• **WHAT NEEDS TO BE DONE**: Search the records below for the word "cursor". Pull out each line that has it.

Stored data entries:
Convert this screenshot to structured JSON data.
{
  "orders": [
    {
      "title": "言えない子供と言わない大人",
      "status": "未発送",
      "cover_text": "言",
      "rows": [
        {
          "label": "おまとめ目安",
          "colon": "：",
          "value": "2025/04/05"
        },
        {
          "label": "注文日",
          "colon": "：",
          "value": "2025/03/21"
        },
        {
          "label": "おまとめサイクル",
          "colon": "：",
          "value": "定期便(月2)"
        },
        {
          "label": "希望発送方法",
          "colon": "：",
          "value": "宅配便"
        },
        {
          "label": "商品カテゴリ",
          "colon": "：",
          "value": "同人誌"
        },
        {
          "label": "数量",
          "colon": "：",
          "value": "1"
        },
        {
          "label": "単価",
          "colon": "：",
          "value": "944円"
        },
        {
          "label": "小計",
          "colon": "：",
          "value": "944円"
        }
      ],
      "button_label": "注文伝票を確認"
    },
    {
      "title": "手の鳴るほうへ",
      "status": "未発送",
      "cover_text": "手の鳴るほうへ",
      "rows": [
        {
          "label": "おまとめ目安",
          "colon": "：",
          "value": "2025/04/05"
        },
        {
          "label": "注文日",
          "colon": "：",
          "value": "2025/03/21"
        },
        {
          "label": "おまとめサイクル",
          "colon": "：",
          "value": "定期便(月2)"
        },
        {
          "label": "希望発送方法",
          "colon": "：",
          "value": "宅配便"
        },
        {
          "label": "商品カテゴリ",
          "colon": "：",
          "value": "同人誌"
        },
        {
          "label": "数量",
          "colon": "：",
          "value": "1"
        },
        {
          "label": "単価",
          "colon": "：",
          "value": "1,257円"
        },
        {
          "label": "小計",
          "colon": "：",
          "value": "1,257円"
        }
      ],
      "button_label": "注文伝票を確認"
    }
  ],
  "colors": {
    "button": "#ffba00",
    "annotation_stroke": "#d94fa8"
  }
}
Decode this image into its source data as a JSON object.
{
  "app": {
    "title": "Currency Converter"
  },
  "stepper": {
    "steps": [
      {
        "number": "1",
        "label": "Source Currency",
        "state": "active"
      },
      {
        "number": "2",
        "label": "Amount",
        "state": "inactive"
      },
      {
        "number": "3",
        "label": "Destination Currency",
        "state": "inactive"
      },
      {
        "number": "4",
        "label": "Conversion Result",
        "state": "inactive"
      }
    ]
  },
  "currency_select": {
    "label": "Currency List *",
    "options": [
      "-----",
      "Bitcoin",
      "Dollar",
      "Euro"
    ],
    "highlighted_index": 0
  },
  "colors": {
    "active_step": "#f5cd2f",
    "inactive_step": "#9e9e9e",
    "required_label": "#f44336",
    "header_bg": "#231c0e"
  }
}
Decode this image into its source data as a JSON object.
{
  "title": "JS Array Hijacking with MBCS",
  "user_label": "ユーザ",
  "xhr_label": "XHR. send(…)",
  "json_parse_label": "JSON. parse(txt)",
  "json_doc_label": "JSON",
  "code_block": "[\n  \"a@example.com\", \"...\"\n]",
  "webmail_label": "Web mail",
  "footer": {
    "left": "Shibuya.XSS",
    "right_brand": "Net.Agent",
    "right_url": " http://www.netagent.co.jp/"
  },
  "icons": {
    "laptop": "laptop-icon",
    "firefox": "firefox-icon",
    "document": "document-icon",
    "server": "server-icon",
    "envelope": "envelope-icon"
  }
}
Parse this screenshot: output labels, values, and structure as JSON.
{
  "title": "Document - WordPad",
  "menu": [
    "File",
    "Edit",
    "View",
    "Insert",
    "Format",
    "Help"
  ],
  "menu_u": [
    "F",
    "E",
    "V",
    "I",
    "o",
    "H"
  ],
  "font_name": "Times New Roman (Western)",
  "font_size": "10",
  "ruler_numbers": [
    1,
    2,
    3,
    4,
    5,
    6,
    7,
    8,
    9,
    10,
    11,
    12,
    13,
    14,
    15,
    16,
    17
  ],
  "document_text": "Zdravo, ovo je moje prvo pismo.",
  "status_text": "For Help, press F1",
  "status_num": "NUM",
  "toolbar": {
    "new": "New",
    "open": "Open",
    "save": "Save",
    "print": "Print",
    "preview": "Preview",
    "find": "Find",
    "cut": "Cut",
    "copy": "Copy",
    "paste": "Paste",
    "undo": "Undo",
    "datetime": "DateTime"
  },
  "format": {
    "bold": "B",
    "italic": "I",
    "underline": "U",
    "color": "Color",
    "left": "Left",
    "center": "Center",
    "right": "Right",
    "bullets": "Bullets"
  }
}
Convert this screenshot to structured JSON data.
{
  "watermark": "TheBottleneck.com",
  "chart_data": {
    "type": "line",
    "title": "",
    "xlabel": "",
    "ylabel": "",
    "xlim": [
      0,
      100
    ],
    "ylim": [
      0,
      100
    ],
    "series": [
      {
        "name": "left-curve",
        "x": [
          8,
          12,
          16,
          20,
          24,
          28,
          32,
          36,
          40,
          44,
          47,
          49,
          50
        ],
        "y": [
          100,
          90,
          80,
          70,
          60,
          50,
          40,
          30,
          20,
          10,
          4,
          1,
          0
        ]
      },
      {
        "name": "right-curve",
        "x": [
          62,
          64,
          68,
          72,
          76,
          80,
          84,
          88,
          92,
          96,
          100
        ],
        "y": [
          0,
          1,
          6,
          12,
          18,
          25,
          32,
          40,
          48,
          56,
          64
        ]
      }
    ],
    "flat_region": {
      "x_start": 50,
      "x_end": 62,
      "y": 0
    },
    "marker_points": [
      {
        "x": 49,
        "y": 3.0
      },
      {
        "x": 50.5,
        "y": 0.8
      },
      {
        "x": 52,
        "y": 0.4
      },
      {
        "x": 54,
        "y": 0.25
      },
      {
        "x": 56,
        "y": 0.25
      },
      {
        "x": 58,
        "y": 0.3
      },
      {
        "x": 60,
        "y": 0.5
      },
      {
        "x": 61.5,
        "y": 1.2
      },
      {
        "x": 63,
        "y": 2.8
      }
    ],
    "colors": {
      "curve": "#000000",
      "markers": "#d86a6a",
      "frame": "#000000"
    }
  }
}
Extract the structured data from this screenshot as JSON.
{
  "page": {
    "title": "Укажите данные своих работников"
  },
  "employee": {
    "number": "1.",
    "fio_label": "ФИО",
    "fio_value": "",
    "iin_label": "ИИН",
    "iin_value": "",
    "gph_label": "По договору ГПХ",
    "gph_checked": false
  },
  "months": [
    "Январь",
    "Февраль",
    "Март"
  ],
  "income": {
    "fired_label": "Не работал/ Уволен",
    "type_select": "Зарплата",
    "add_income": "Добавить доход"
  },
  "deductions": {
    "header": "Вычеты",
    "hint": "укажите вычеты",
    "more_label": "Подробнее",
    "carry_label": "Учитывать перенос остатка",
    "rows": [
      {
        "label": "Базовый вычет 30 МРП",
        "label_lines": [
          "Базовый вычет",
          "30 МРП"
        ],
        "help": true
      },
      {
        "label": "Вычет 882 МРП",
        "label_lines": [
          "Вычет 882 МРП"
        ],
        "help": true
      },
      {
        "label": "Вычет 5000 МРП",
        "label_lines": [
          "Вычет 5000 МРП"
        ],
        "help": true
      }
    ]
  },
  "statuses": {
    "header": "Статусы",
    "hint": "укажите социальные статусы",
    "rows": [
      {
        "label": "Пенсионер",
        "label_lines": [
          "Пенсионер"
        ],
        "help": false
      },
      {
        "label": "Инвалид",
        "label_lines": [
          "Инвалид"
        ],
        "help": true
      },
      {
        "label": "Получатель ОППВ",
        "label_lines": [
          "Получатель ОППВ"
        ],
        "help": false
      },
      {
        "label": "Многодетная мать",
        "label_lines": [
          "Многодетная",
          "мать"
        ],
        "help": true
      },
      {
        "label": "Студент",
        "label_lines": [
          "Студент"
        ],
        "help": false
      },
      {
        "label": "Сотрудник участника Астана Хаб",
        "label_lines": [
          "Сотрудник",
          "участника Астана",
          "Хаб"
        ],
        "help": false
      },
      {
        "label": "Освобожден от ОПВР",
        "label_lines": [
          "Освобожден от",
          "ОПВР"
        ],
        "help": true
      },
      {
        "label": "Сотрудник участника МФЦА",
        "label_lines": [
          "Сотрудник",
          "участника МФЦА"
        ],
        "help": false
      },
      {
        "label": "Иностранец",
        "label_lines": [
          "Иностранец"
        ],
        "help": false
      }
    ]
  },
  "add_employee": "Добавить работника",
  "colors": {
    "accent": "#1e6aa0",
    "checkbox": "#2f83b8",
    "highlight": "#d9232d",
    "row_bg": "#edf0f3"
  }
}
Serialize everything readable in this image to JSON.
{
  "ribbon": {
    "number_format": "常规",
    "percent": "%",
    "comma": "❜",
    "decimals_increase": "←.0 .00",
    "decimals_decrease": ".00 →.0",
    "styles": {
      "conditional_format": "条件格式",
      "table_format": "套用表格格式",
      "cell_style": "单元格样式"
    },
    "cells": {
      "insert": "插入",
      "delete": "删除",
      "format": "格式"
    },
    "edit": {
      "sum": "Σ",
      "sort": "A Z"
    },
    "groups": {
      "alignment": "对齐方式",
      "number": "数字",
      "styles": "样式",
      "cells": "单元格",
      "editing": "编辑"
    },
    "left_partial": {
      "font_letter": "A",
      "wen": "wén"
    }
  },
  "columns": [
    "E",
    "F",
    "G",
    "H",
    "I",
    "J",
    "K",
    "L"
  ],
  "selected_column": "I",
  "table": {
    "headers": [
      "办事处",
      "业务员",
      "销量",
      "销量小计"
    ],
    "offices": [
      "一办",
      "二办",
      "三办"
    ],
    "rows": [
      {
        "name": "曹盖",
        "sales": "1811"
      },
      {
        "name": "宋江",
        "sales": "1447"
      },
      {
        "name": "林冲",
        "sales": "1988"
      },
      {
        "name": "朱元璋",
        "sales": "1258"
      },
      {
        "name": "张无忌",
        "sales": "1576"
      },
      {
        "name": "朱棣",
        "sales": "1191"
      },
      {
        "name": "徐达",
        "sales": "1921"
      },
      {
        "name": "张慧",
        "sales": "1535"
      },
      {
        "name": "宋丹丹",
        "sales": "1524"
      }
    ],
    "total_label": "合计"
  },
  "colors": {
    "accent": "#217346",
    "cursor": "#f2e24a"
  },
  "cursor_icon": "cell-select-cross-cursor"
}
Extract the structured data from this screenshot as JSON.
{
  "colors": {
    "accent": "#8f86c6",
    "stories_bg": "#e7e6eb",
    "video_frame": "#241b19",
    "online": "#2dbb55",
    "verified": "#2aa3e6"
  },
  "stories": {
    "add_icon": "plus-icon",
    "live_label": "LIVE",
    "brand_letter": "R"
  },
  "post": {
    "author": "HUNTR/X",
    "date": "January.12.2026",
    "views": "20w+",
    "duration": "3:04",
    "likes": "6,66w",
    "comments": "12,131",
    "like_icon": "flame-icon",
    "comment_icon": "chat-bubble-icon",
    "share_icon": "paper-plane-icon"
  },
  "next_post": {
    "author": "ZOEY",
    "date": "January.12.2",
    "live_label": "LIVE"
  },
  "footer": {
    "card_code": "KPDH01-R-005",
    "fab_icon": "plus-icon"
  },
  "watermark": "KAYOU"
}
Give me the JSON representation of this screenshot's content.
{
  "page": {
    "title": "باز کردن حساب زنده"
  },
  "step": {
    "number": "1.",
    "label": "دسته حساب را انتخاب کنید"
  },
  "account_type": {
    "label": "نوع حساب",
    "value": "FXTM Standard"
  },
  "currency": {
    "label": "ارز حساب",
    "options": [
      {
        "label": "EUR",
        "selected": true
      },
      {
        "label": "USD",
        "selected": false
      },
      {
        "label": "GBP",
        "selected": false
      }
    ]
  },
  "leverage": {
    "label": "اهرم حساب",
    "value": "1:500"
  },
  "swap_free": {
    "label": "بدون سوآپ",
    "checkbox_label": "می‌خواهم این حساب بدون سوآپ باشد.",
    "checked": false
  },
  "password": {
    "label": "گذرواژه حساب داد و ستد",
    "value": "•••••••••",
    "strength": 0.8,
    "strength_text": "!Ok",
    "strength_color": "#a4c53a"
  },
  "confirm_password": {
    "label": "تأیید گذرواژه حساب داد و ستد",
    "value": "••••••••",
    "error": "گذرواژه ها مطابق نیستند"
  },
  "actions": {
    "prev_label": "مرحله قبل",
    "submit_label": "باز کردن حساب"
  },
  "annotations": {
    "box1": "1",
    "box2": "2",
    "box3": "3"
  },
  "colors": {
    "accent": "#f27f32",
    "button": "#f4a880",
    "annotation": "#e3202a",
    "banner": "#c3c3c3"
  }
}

• **OUTPUT BELOW**:
    "cursor": "#f2e24a"
  "cursor_icon": "cell-select-cross-cursor"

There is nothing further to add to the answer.